** begin Dataset rows **

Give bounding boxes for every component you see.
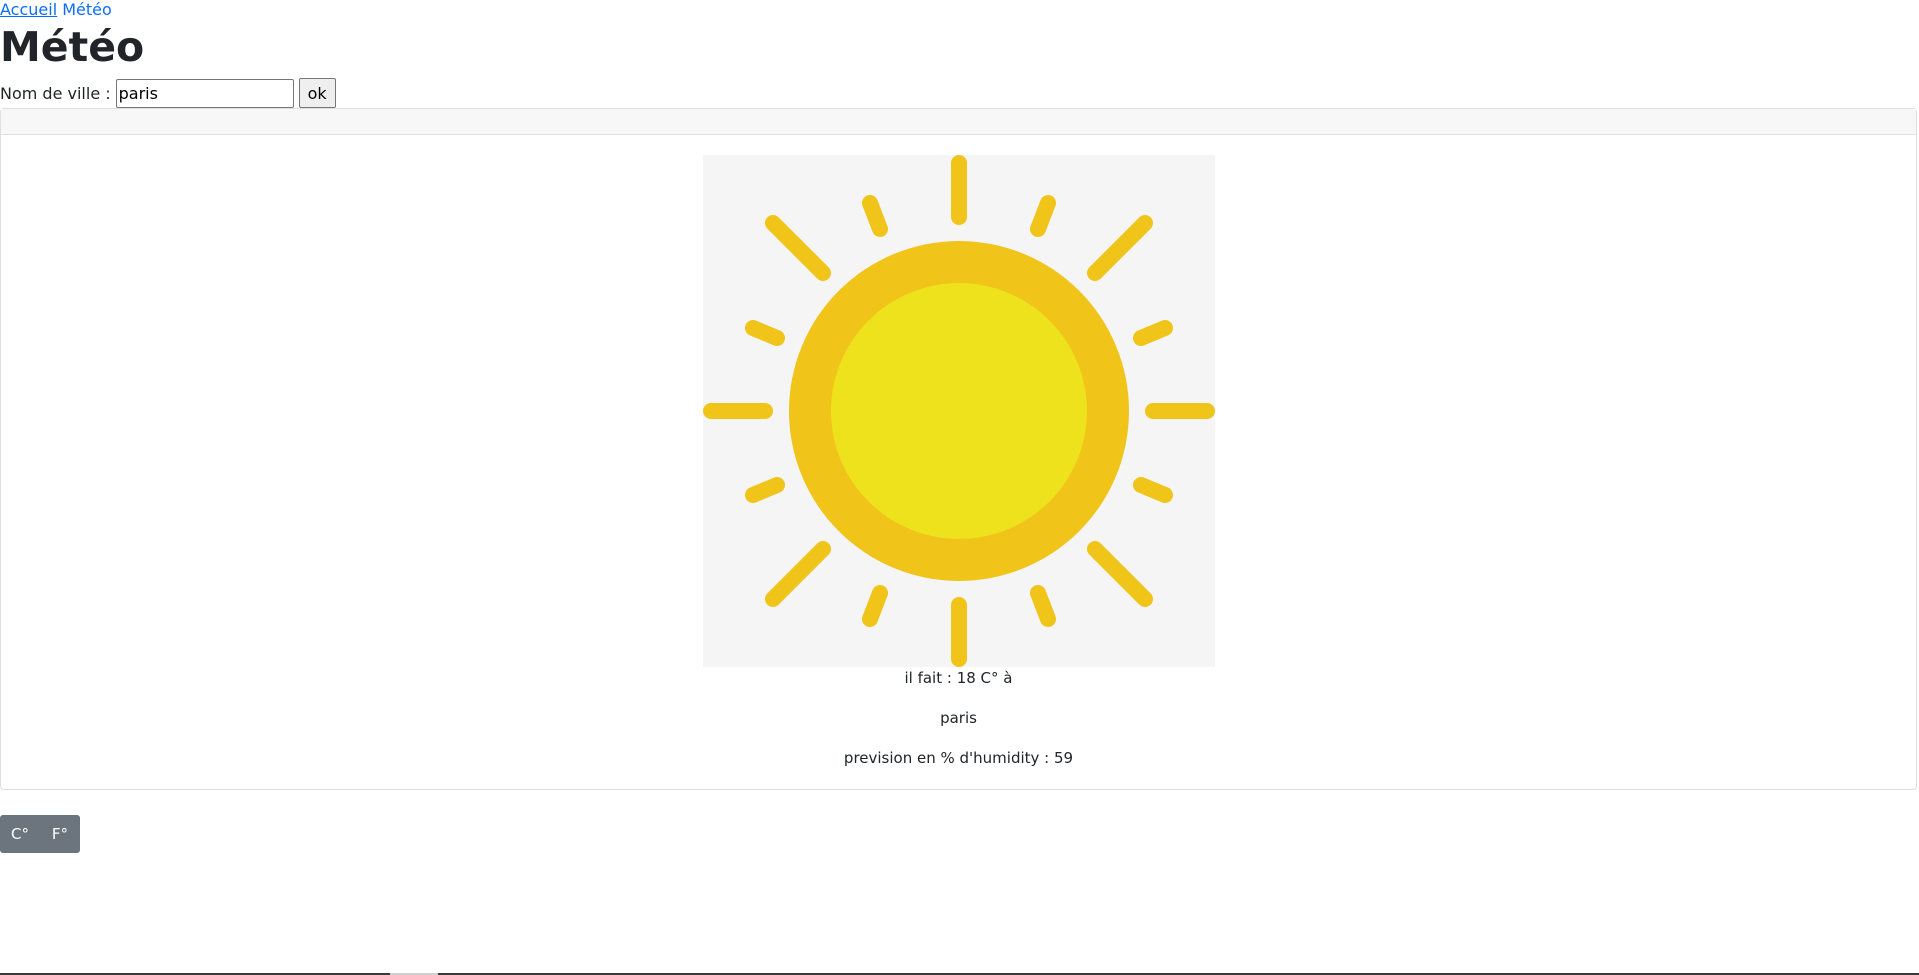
nav-link-home[interactable]: Accueil	[0, 0, 57, 19]
city-name-input[interactable]	[115, 78, 294, 108]
nav-link-meteo[interactable]: Météo	[62, 0, 112, 19]
city-name-label: Nom de ville :	[0, 83, 111, 103]
sun-icon-graphic	[703, 155, 1215, 667]
page-title: Météo	[0, 23, 145, 71]
fahrenheit-button[interactable]: F°	[40, 815, 80, 853]
celsius-button[interactable]: C°	[0, 815, 40, 853]
submit-button[interactable]: ok	[298, 78, 336, 108]
temperature-text: il fait : 18 C° à	[904, 669, 1013, 687]
sun-icon	[703, 155, 1215, 667]
sun-inner-disc	[831, 283, 1087, 539]
city-name-text: paris	[940, 709, 977, 727]
city-search-form: Nom de ville : ok	[0, 77, 336, 109]
weather-card-header	[1, 109, 1916, 135]
weather-card: il fait : 18 C° à paris prevision en % d…	[0, 108, 1917, 790]
humidity-text: prevision en % d'humidity : 59	[843, 749, 1074, 767]
unit-toggle-group: C° F°	[0, 815, 80, 853]
breadcrumb: Accueil Météo	[0, 0, 112, 20]
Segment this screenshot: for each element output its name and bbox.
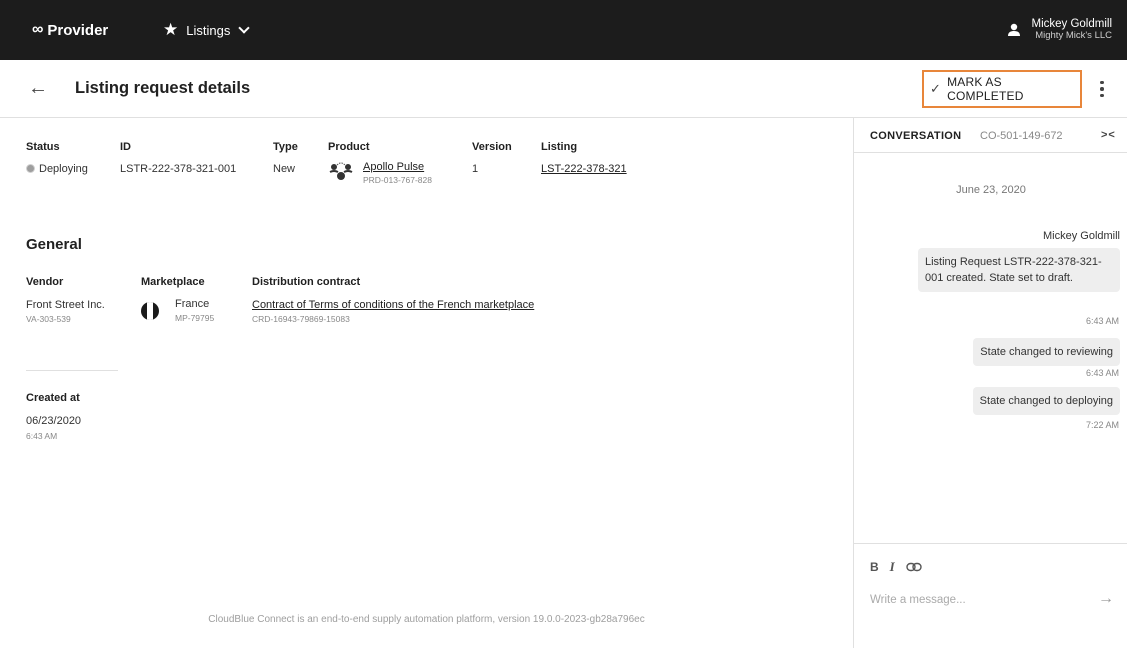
vendor-id: VA-303-539 (26, 314, 71, 324)
conversation-panel: CONVERSATION CO-501-149-672 >< June 23, … (853, 118, 1127, 648)
message-bubble: State changed to reviewing (973, 338, 1120, 366)
message-bubble: State changed to deploying (972, 387, 1120, 415)
brand-logo-icon: ∞ (32, 21, 43, 38)
link-icon[interactable] (906, 562, 922, 572)
message-time: 7:22 AM (1085, 420, 1119, 430)
listing-link[interactable]: LST-222-378-321 (541, 163, 627, 175)
product-id: PRD-013-767-828 (363, 175, 432, 185)
product-logo-icon (329, 162, 353, 180)
status-text: Deploying (39, 163, 88, 175)
marketplace-id: MP-79795 (175, 313, 215, 323)
send-arrow-icon[interactable]: → (1098, 590, 1114, 608)
more-vert-icon[interactable] (1097, 77, 1107, 101)
listings-nav-menu[interactable]: ★ Listings (163, 0, 250, 60)
contract-label: Distribution contract (252, 276, 361, 288)
status-value: Deploying (26, 163, 88, 175)
created-date: 06/23/2020 (26, 415, 82, 427)
back-arrow-icon[interactable]: ← (28, 78, 48, 98)
vendor-label: Vendor (26, 276, 64, 288)
type-value: New (273, 163, 296, 175)
status-label: Status (26, 141, 60, 153)
id-value: LSTR-222-378-321-001 (120, 163, 237, 175)
general-section-title: General (26, 236, 82, 253)
message-time: 6:43 AM (1085, 368, 1119, 378)
version-value: 1 (472, 163, 479, 175)
type-label: Type (273, 141, 298, 153)
italic-format-button[interactable]: I (890, 559, 895, 575)
user-name: Mickey Goldmill (1031, 18, 1112, 30)
contract-id: CRD-16943-79869-15083 (252, 314, 350, 324)
message-time: 6:43 AM (1085, 316, 1119, 326)
message-author: Mickey Goldmill (1042, 230, 1120, 242)
vendor-name: Front Street Inc. (26, 299, 105, 311)
listing-label: Listing (541, 141, 578, 153)
status-dot-icon (26, 164, 35, 173)
bold-format-button[interactable]: B (870, 560, 879, 574)
product-link[interactable]: Apollo Pulse (363, 161, 424, 173)
user-icon (1008, 23, 1021, 36)
mark-as-completed-label: MARK AS COMPLETED (947, 75, 1024, 103)
marketplace-name: France (175, 298, 210, 310)
conversation-header: CONVERSATION CO-501-149-672 >< (854, 118, 1127, 153)
brand[interactable]: ∞ Provider (32, 0, 108, 60)
created-time: 6:43 AM (26, 431, 58, 441)
nav-label: Listings (186, 22, 231, 38)
conversation-title: CONVERSATION (870, 130, 962, 142)
star-icon: ★ (163, 20, 179, 39)
product-label: Product (328, 141, 370, 153)
collapse-panel-icon[interactable]: >< (1101, 129, 1116, 141)
brand-name: Provider (47, 21, 109, 39)
main-content: Status Deploying ID LSTR-222-378-321-001… (0, 118, 853, 648)
id-label: ID (120, 141, 131, 153)
divider (26, 370, 118, 371)
created-at-label: Created at (26, 392, 80, 404)
footer-text: CloudBlue Connect is an end-to-end suppl… (208, 614, 645, 625)
version-label: Version (472, 141, 512, 153)
page-title: Listing request details (75, 79, 251, 97)
message-input[interactable] (870, 594, 1100, 606)
top-bar: ∞ Provider ★ Listings Mickey Goldmill Mi… (0, 0, 1127, 60)
message-editor: B I → (854, 543, 1127, 648)
contract-link[interactable]: Contract of Terms of conditions of the F… (252, 299, 534, 311)
check-icon: ✓ (930, 81, 942, 96)
conversation-date: June 23, 2020 (956, 184, 1026, 196)
page-header: ← Listing request details ✓ MARK AS COMP… (0, 60, 1127, 118)
chevron-down-icon (238, 22, 250, 34)
user-org: Mighty Mick's LLC (1035, 30, 1112, 41)
message-bubble: Listing Request LSTR-222-378-321-001 cre… (918, 248, 1120, 292)
conversation-id: CO-501-149-672 (980, 130, 1063, 142)
france-flag-icon (141, 302, 159, 320)
user-menu[interactable]: Mickey Goldmill Mighty Mick's LLC (1007, 0, 1112, 60)
mark-as-completed-button[interactable]: ✓ MARK AS COMPLETED (922, 70, 1082, 108)
marketplace-label: Marketplace (141, 276, 205, 288)
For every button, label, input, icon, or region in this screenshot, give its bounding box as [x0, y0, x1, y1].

** end Dataset rows **

Rewrite every line of the rows above as a numbered list, skipping blank lines. Leave the picture lines out.

* _The answer_
1. Give bounding boxes for every component you see.
2. nav-link-home[interactable]: Accueil	[0, 0, 57, 19]
3. city-name-input[interactable]	[115, 78, 294, 108]
4. nav-link-meteo[interactable]: Météo	[62, 0, 112, 19]
5. city-name-label: Nom de ville :	[0, 83, 111, 103]
6. sun-icon-graphic	[703, 155, 1215, 667]
7. page-title: Météo	[0, 23, 145, 71]
8. fahrenheit-button[interactable]: F°	[40, 815, 80, 853]
9. celsius-button[interactable]: C°	[0, 815, 40, 853]
10. submit-button[interactable]: ok	[298, 78, 336, 108]
11. temperature-text: il fait : 18 C° à	[904, 669, 1013, 687]
12. sun-icon	[703, 155, 1215, 667]
13. sun-inner-disc	[831, 283, 1087, 539]
14. city-name-text: paris	[940, 709, 977, 727]
15. city-search-form: Nom de ville : ok	[0, 77, 336, 109]
16. weather-card-header	[1, 109, 1916, 135]
17. weather-card: il fait : 18 C° à paris prevision en % d…	[0, 108, 1917, 790]
18. humidity-text: prevision en % d'humidity : 59	[843, 749, 1074, 767]
19. unit-toggle-group: C° F°	[0, 815, 80, 853]
20. breadcrumb: Accueil Météo	[0, 0, 112, 20]
21. Segment this screenshot: for each element output its name and bbox.
22. vendor-id: VA-303-539 (26, 314, 71, 324)
23. conversation-panel: CONVERSATION CO-501-149-672 >< June 23, … (853, 118, 1127, 648)
24. message-bubble: State changed to reviewing (973, 338, 1120, 366)
25. message-bubble: State changed to deploying (972, 387, 1120, 415)
26. brand-logo-icon: ∞ (32, 21, 43, 38)
27. link-icon[interactable] (906, 562, 922, 572)
28. message-time: 7:22 AM (1085, 420, 1119, 430)
29. listing-link[interactable]: LST-222-378-321 (541, 163, 627, 175)
30. product-id: PRD-013-767-828 (363, 175, 432, 185)
31. product-logo-icon (329, 162, 353, 180)
32. status-text: Deploying (39, 163, 88, 175)
33. marketplace-id: MP-79795 (175, 313, 215, 323)
34. send-arrow-icon[interactable]: → (1098, 590, 1114, 608)
35. more-vert-icon[interactable] (1097, 77, 1107, 101)
36. listings-nav-menu[interactable]: ★ Listings (163, 0, 250, 60)
37. contract-label: Distribution contract (252, 276, 361, 288)
38. status-value: Deploying (26, 163, 88, 175)
39. created-date: 06/23/2020 (26, 415, 82, 427)
40. back-arrow-icon[interactable]: ← (28, 78, 48, 98)
41. vendor-label: Vendor (26, 276, 64, 288)
42. type-value: New (273, 163, 296, 175)
43. status-label: Status (26, 141, 60, 153)
44. id-value: LSTR-222-378-321-001 (120, 163, 237, 175)
45. general-section-title: General (26, 236, 82, 253)
46. message-time: 6:43 AM (1085, 368, 1119, 378)
47. version-value: 1 (472, 163, 479, 175)
48. type-label: Type (273, 141, 298, 153)
49. italic-format-button[interactable]: I (890, 559, 895, 575)
50. user-name: Mickey Goldmill (1031, 18, 1112, 30)
51. contract-id: CRD-16943-79869-15083 (252, 314, 350, 324)
52. message-time: 6:43 AM (1085, 316, 1119, 326)
53. message-author: Mickey Goldmill (1042, 230, 1120, 242)
54. vendor-name: Front Street Inc. (26, 299, 105, 311)
55. listing-label: Listing (541, 141, 578, 153)
56. status-dot-icon (26, 164, 35, 173)
57. bold-format-button[interactable]: B (870, 560, 879, 574)
58. product-link[interactable]: Apollo Pulse (363, 161, 424, 173)
59. user-icon (1008, 23, 1021, 36)
60. mark-as-completed-label: MARK AS COMPLETED (947, 75, 1024, 103)
61. marketplace-name: France (175, 298, 210, 310)
62. conversation-header: CONVERSATION CO-501-149-672 >< (854, 118, 1127, 153)
63. brand[interactable]: ∞ Provider (32, 0, 108, 60)
64. created-time: 6:43 AM (26, 431, 58, 441)
65. nav-label: Listings (186, 22, 231, 38)
66. conversation-title: CONVERSATION (870, 130, 962, 142)
67. star-icon: ★ (163, 20, 179, 39)
68. product-label: Product (328, 141, 370, 153)
69. collapse-panel-icon[interactable]: >< (1101, 129, 1116, 141)
70. brand-name: Provider (47, 21, 109, 39)
71. main-content: Status Deploying ID LSTR-222-378-321-001… (0, 118, 853, 648)
72. id-label: ID (120, 141, 131, 153)
73. divider (26, 370, 118, 371)
74. created-at-label: Created at (26, 392, 80, 404)
75. footer-text: CloudBlue Connect is an end-to-end suppl… (208, 614, 645, 625)
76. version-label: Version (472, 141, 512, 153)
77. page-title: Listing request details (75, 79, 251, 97)
78. message-input[interactable] (870, 594, 1100, 606)
79. top-bar: ∞ Provider ★ Listings Mickey Goldmill Mi… (0, 0, 1127, 60)
80. message-editor: B I → (854, 543, 1127, 648)
81. contract-link[interactable]: Contract of Terms of conditions of the F… (252, 299, 534, 311)
82. check-icon: ✓ (930, 81, 942, 96)
83. conversation-date: June 23, 2020 (956, 184, 1026, 196)
84. page-header: ← Listing request details ✓ MARK AS COMP… (0, 60, 1127, 118)
85. chevron-down-icon (238, 22, 250, 34)
86. user-org: Mighty Mick's LLC (1035, 30, 1112, 41)
87. message-bubble: Listing Request LSTR-222-378-321-001 cre… (918, 248, 1120, 292)
88. conversation-id: CO-501-149-672 (980, 130, 1063, 142)
89. france-flag-icon (141, 302, 159, 320)
90. user-menu[interactable]: Mickey Goldmill Mighty Mick's LLC (1007, 0, 1112, 60)
91. mark-as-completed-button[interactable]: ✓ MARK AS COMPLETED (922, 70, 1082, 108)
92. marketplace-label: Marketplace (141, 276, 205, 288)
93. For every button, label, input, icon, or region in this screenshot, give its bounding box as [x0, y0, x1, y1].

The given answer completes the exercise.